→ **Goal**
Select every line holding the word "title" and copy it.

→ **Data rows**
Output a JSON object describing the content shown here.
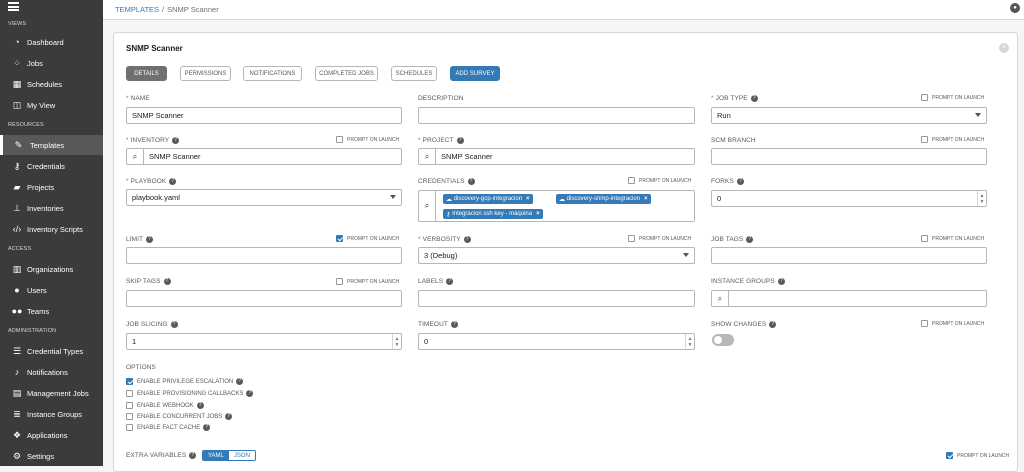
{
  "sidebar": {
    "sections": {
      "views": "VIEWS",
      "resources": "RESOURCES",
      "access": "ACCESS",
      "administration": "ADMINISTRATION"
    },
    "items": [
      {
        "label": "Dashboard",
        "icon": "dashboard-icon"
      },
      {
        "label": "Jobs",
        "icon": "spinner-icon"
      },
      {
        "label": "Schedules",
        "icon": "calendar-icon"
      },
      {
        "label": "My View",
        "icon": "columns-icon"
      },
      {
        "label": "Templates",
        "icon": "pencil-icon"
      },
      {
        "label": "Credentials",
        "icon": "key-icon"
      },
      {
        "label": "Projects",
        "icon": "folder-icon"
      },
      {
        "label": "Inventories",
        "icon": "sitemap-icon"
      },
      {
        "label": "Inventory Scripts",
        "icon": "code-icon"
      },
      {
        "label": "Organizations",
        "icon": "building-icon"
      },
      {
        "label": "Users",
        "icon": "user-icon"
      },
      {
        "label": "Teams",
        "icon": "users-icon"
      },
      {
        "label": "Credential Types",
        "icon": "list-icon"
      },
      {
        "label": "Notifications",
        "icon": "bell-icon"
      },
      {
        "label": "Management Jobs",
        "icon": "briefcase-icon"
      },
      {
        "label": "Instance Groups",
        "icon": "server-icon"
      },
      {
        "label": "Applications",
        "icon": "cubes-icon"
      },
      {
        "label": "Settings",
        "icon": "gear-icon"
      }
    ]
  },
  "breadcrumb": {
    "parent": "TEMPLATES",
    "sep": "/",
    "current": "SNMP Scanner"
  },
  "panel": {
    "title": "SNMP Scanner",
    "tabs": [
      "DETAILS",
      "PERMISSIONS",
      "NOTIFICATIONS",
      "COMPLETED JOBS",
      "SCHEDULES",
      "ADD SURVEY"
    ]
  },
  "form": {
    "prompt_on_launch": "PROMPT ON LAUNCH",
    "name": {
      "label": "NAME",
      "value": "SNMP Scanner"
    },
    "description": {
      "label": "DESCRIPTION",
      "value": ""
    },
    "job_type": {
      "label": "JOB TYPE",
      "value": "Run"
    },
    "inventory": {
      "label": "INVENTORY",
      "value": "SNMP Scanner"
    },
    "project": {
      "label": "PROJECT",
      "value": "SNMP Scanner"
    },
    "scm_branch": {
      "label": "SCM BRANCH",
      "value": ""
    },
    "playbook": {
      "label": "PLAYBOOK",
      "value": "playbook.yaml"
    },
    "credentials": {
      "label": "CREDENTIALS",
      "tags": [
        "discovery-gcp-integracion",
        "discovery-snmp-integracion",
        "Integracion ssh key - máquina"
      ]
    },
    "forks": {
      "label": "FORKS",
      "value": "0"
    },
    "limit": {
      "label": "LIMIT",
      "value": ""
    },
    "verbosity": {
      "label": "VERBOSITY",
      "value": "3 (Debug)"
    },
    "job_tags": {
      "label": "JOB TAGS",
      "value": ""
    },
    "skip_tags": {
      "label": "SKIP TAGS",
      "value": ""
    },
    "labels": {
      "label": "LABELS",
      "value": ""
    },
    "instance_groups": {
      "label": "INSTANCE GROUPS",
      "value": ""
    },
    "job_slicing": {
      "label": "JOB SLICING",
      "value": "1"
    },
    "timeout": {
      "label": "TIMEOUT",
      "value": "0"
    },
    "show_changes": {
      "label": "SHOW CHANGES",
      "enabled": false
    },
    "options": {
      "label": "OPTIONS",
      "items": [
        {
          "label": "ENABLE PRIVILEGE ESCALATION",
          "checked": true
        },
        {
          "label": "ENABLE PROVISIONING CALLBACKS",
          "checked": false
        },
        {
          "label": "ENABLE WEBHOOK",
          "checked": false
        },
        {
          "label": "ENABLE CONCURRENT JOBS",
          "checked": false
        },
        {
          "label": "ENABLE FACT CACHE",
          "checked": false
        }
      ]
    },
    "extra_variables": {
      "label": "EXTRA VARIABLES",
      "yaml": "YAML",
      "json": "JSON"
    }
  }
}
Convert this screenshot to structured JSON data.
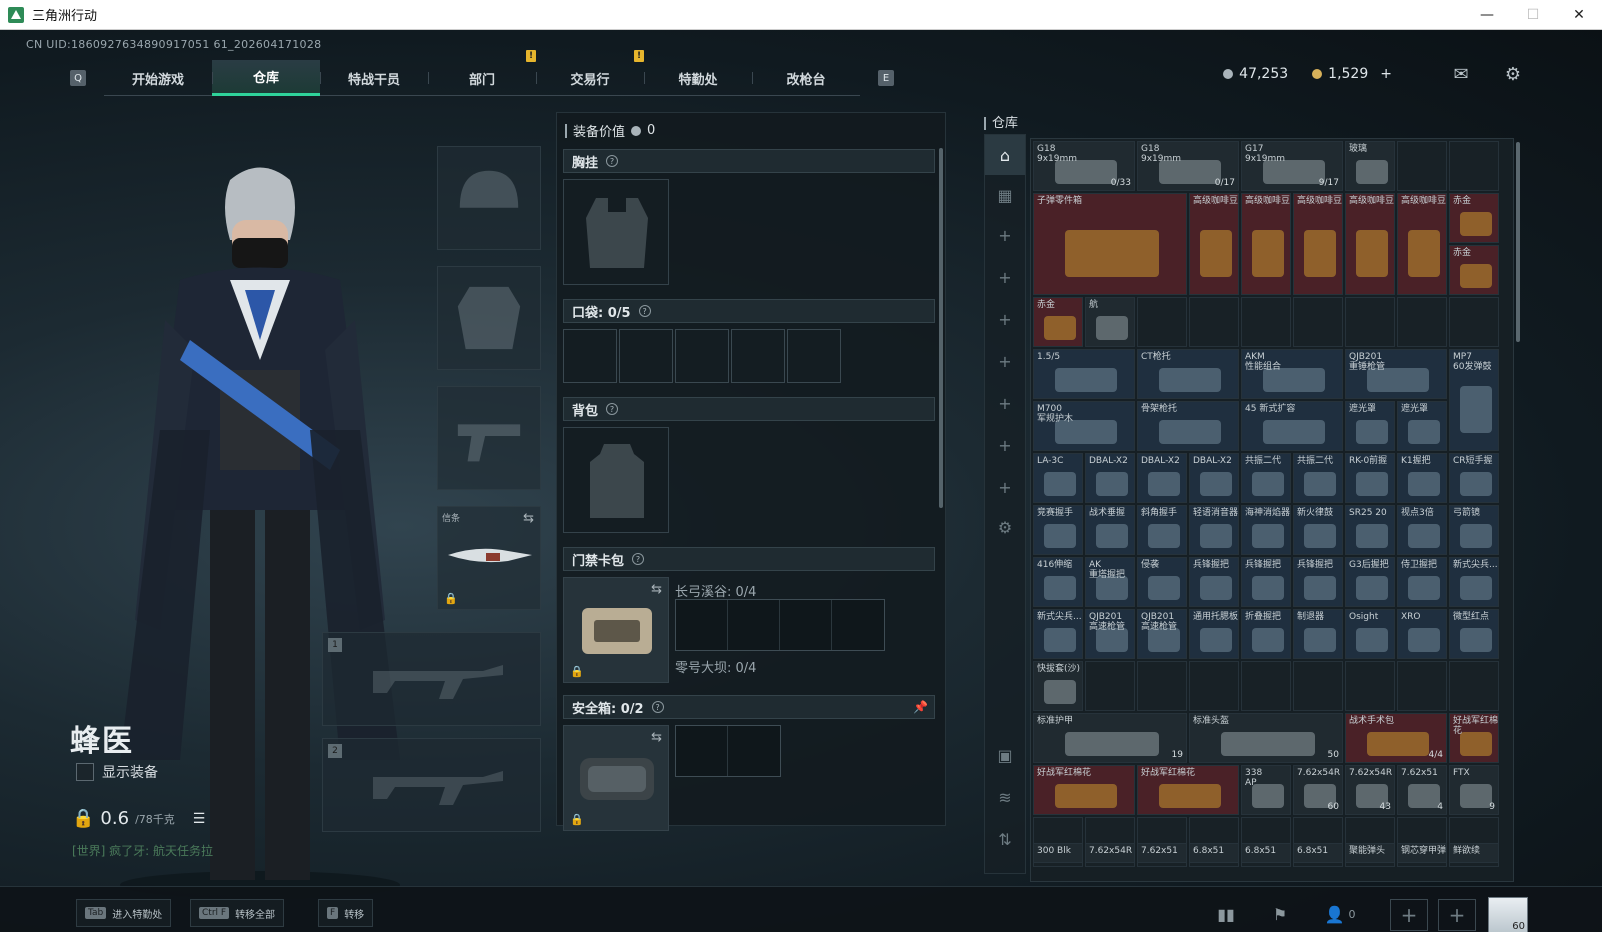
{
  "window": {
    "title": "三角洲行动",
    "min": "—",
    "max": "☐",
    "close": "✕"
  },
  "uid": "CN UID:1860927634890917051 61_202604171028",
  "nav": {
    "left_key": "Q",
    "right_key": "E",
    "tabs": [
      {
        "label": "开始游戏"
      },
      {
        "label": "仓库"
      },
      {
        "label": "特战干员"
      },
      {
        "label": "部门"
      },
      {
        "label": "交易行"
      },
      {
        "label": "特勤处"
      },
      {
        "label": "改枪台"
      }
    ],
    "badge": "!"
  },
  "currency": {
    "silver": "47,253",
    "gold": "1,529",
    "plus": "+"
  },
  "operator": {
    "name": "蜂医",
    "show_equip": "显示装备",
    "weight": "0.6",
    "weight_max": "/78千克",
    "chat": "[世界] 疯了牙: 航天任务拉"
  },
  "equip": {
    "melee_label": "信条",
    "gun1": "1",
    "gun2": "2"
  },
  "mid": {
    "equip_value_label": "装备价值",
    "equip_value": "0",
    "chest": "胸挂",
    "pocket": "口袋: 0/5",
    "backpack": "背包",
    "keycard": "门禁卡包",
    "keycard_a": "长弓溪谷: 0/4",
    "keycard_b": "零号大坝: 0/4",
    "safe": "安全箱: 0/2",
    "q": "?"
  },
  "warehouse": {
    "title": "仓库",
    "items": [
      {
        "name": "G18\n9x19mm",
        "count": "0/33",
        "rarity": "gray"
      },
      {
        "name": "G18\n9x19mm",
        "count": "0/17",
        "rarity": "gray"
      },
      {
        "name": "G17\n9x19mm",
        "count": "9/17",
        "rarity": "gray"
      },
      {
        "name": "玻璃",
        "count": "",
        "rarity": "gray"
      },
      {
        "name": "子弹零件箱",
        "count": "",
        "rarity": "red"
      },
      {
        "name": "高级咖啡豆",
        "count": "",
        "rarity": "red"
      },
      {
        "name": "高级咖啡豆",
        "count": "",
        "rarity": "red"
      },
      {
        "name": "高级咖啡豆",
        "count": "",
        "rarity": "red"
      },
      {
        "name": "高级咖啡豆",
        "count": "",
        "rarity": "red"
      },
      {
        "name": "高级咖啡豆",
        "count": "",
        "rarity": "red"
      },
      {
        "name": "赤金",
        "count": "",
        "rarity": "red"
      },
      {
        "name": "赤金",
        "count": "",
        "rarity": "red"
      },
      {
        "name": "赤金",
        "count": "",
        "rarity": "red"
      },
      {
        "name": "航",
        "count": "",
        "rarity": "gray"
      },
      {
        "name": "1.5/5",
        "count": "",
        "rarity": "blue"
      },
      {
        "name": "CT枪托",
        "count": "",
        "rarity": "blue"
      },
      {
        "name": "AKM\n性能组合",
        "count": "",
        "rarity": "blue"
      },
      {
        "name": "QJB201\n重锤枪管",
        "count": "",
        "rarity": "blue"
      },
      {
        "name": "MP7\n60发弹鼓",
        "count": "",
        "rarity": "blue"
      },
      {
        "name": "M700\n军规护木",
        "count": "",
        "rarity": "blue"
      },
      {
        "name": "骨架枪托",
        "count": "",
        "rarity": "blue"
      },
      {
        "name": "45 新式扩容",
        "count": "",
        "rarity": "blue"
      },
      {
        "name": "遮光罩",
        "count": "",
        "rarity": "blue"
      },
      {
        "name": "遮光罩",
        "count": "",
        "rarity": "blue"
      },
      {
        "name": "LA-3C",
        "count": "",
        "rarity": "blue"
      },
      {
        "name": "DBAL-X2",
        "count": "",
        "rarity": "blue"
      },
      {
        "name": "DBAL-X2",
        "count": "",
        "rarity": "blue"
      },
      {
        "name": "DBAL-X2",
        "count": "",
        "rarity": "blue"
      },
      {
        "name": "共振二代",
        "count": "",
        "rarity": "blue"
      },
      {
        "name": "共振二代",
        "count": "",
        "rarity": "blue"
      },
      {
        "name": "RK-0前握",
        "count": "",
        "rarity": "blue"
      },
      {
        "name": "K1握把",
        "count": "",
        "rarity": "blue"
      },
      {
        "name": "CR短手握",
        "count": "",
        "rarity": "blue"
      },
      {
        "name": "竞赛握手",
        "count": "",
        "rarity": "blue"
      },
      {
        "name": "战术垂握",
        "count": "",
        "rarity": "blue"
      },
      {
        "name": "斜角握手",
        "count": "",
        "rarity": "blue"
      },
      {
        "name": "轻语消音器",
        "count": "",
        "rarity": "blue"
      },
      {
        "name": "海神消焰器",
        "count": "",
        "rarity": "blue"
      },
      {
        "name": "新火律鼓",
        "count": "",
        "rarity": "blue"
      },
      {
        "name": "SR25 20",
        "count": "",
        "rarity": "blue"
      },
      {
        "name": "视点3倍",
        "count": "",
        "rarity": "blue"
      },
      {
        "name": "弓箭镜",
        "count": "",
        "rarity": "blue"
      },
      {
        "name": "416伸缩",
        "count": "",
        "rarity": "blue"
      },
      {
        "name": "AK\n重塔握把",
        "count": "",
        "rarity": "blue"
      },
      {
        "name": "侵袭",
        "count": "",
        "rarity": "blue"
      },
      {
        "name": "兵锋握把",
        "count": "",
        "rarity": "blue"
      },
      {
        "name": "兵锋握把",
        "count": "",
        "rarity": "blue"
      },
      {
        "name": "兵锋握把",
        "count": "",
        "rarity": "blue"
      },
      {
        "name": "G3后握把",
        "count": "",
        "rarity": "blue"
      },
      {
        "name": "侍卫握把",
        "count": "",
        "rarity": "blue"
      },
      {
        "name": "新式尖兵...",
        "count": "",
        "rarity": "blue"
      },
      {
        "name": "新式尖兵...",
        "count": "",
        "rarity": "blue"
      },
      {
        "name": "QJB201\n高速枪管",
        "count": "",
        "rarity": "blue"
      },
      {
        "name": "QJB201\n高速枪管",
        "count": "",
        "rarity": "blue"
      },
      {
        "name": "通用托腮板",
        "count": "",
        "rarity": "blue"
      },
      {
        "name": "折叠握把",
        "count": "",
        "rarity": "blue"
      },
      {
        "name": "制退器",
        "count": "",
        "rarity": "blue"
      },
      {
        "name": "Osight",
        "count": "",
        "rarity": "blue"
      },
      {
        "name": "XRO",
        "count": "",
        "rarity": "blue"
      },
      {
        "name": "微型红点",
        "count": "",
        "rarity": "blue"
      },
      {
        "name": "快拔套(沙)",
        "count": "",
        "rarity": "gray"
      },
      {
        "name": "标准护甲",
        "count": "19",
        "rarity": "gray"
      },
      {
        "name": "标准头盔",
        "count": "50",
        "rarity": "gray"
      },
      {
        "name": "战术手术包",
        "count": "4/4",
        "rarity": "red"
      },
      {
        "name": "好战军红棉花",
        "count": "",
        "rarity": "red"
      },
      {
        "name": "好战军红棉花",
        "count": "",
        "rarity": "red"
      },
      {
        "name": "好战军红棉花",
        "count": "",
        "rarity": "red"
      },
      {
        "name": "338\nAP",
        "count": "",
        "rarity": "gray"
      },
      {
        "name": "7.62x54R",
        "count": "60",
        "rarity": "gray"
      },
      {
        "name": "7.62x54R",
        "count": "43",
        "rarity": "gray"
      },
      {
        "name": "7.62x51",
        "count": "4",
        "rarity": "gray"
      },
      {
        "name": "FTX",
        "count": "9",
        "rarity": "gray"
      }
    ],
    "bottom_row": [
      "300 Blk",
      "7.62x54R",
      "7.62x51",
      "6.8x51",
      "6.8x51",
      "6.8x51",
      "聚能弹头",
      "钢芯穿甲弹",
      "鲜欲续"
    ]
  },
  "bottom": {
    "hints": [
      {
        "key": "Tab",
        "label": "进入特勤处"
      },
      {
        "key": "Ctrl F",
        "label": "转移全部"
      },
      {
        "key": "F",
        "label": "转移"
      }
    ],
    "friends": "0",
    "avatar_level": "60"
  }
}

→ **Answer for the task**
    "title": "SNMP Scanner",
    "title": "三角洲行动",
    "title": "仓库",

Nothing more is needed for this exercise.